##### Rows #####
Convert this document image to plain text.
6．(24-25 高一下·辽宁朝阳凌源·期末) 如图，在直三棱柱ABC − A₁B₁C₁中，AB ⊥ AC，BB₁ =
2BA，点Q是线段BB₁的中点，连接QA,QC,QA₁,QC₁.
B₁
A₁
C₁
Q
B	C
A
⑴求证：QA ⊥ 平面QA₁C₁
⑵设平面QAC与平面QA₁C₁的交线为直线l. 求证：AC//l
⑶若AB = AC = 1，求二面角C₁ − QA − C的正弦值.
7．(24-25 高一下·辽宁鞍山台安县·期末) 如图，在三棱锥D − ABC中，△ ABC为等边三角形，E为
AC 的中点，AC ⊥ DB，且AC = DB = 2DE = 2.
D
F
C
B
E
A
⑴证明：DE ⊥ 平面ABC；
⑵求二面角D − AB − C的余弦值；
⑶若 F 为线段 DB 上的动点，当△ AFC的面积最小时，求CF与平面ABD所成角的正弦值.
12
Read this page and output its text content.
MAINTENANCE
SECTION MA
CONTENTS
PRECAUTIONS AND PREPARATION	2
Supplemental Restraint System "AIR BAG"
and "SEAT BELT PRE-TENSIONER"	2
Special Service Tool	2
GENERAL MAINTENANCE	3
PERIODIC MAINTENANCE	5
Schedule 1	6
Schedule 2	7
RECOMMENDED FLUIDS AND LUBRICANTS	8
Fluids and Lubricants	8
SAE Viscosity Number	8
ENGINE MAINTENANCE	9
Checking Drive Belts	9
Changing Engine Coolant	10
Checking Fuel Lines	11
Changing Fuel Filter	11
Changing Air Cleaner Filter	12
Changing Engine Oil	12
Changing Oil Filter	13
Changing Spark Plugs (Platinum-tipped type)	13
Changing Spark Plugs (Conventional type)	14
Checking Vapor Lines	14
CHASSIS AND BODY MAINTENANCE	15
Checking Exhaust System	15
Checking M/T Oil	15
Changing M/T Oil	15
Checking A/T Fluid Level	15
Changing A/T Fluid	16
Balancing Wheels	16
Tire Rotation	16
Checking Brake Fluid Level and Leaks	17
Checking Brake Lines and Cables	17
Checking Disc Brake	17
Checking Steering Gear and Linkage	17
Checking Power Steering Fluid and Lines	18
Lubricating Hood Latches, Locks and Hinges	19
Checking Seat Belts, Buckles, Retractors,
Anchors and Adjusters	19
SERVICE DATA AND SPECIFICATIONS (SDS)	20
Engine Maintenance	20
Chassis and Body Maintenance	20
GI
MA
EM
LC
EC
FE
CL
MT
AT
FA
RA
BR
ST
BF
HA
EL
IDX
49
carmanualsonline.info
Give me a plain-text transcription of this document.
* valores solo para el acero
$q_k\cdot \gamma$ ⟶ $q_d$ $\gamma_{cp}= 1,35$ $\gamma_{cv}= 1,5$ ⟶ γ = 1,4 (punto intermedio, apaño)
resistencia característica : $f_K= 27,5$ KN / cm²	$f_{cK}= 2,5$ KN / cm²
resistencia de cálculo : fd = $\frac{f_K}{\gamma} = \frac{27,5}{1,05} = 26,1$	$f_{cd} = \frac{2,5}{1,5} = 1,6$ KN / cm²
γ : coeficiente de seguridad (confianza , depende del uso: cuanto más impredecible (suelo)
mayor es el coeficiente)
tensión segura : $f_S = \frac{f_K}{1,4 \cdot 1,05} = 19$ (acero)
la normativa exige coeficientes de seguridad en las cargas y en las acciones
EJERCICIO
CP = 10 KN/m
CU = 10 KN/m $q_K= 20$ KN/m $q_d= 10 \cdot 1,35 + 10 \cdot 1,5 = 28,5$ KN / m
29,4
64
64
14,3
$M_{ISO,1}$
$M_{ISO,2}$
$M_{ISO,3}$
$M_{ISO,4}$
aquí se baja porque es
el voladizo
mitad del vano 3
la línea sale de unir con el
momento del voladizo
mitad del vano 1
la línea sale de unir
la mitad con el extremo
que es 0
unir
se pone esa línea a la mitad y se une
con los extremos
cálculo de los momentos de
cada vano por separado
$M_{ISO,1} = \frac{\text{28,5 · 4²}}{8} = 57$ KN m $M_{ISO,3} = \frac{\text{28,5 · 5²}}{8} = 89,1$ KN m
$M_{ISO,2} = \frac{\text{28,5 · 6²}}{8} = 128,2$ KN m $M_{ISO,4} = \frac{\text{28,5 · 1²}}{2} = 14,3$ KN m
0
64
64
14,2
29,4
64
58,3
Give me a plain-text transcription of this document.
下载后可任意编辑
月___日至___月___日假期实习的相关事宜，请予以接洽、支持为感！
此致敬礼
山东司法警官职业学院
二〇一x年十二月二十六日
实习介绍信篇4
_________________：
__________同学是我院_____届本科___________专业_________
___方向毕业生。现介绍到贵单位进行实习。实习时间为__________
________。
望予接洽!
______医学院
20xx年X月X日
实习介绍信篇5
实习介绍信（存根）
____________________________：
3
#####
● **To do**
Find the string "Belts" in the listing and return every line that holds it.

● **Exercise output**
Checking Drive Belts	9
Checking Seat Belts, Buckles, Retractors,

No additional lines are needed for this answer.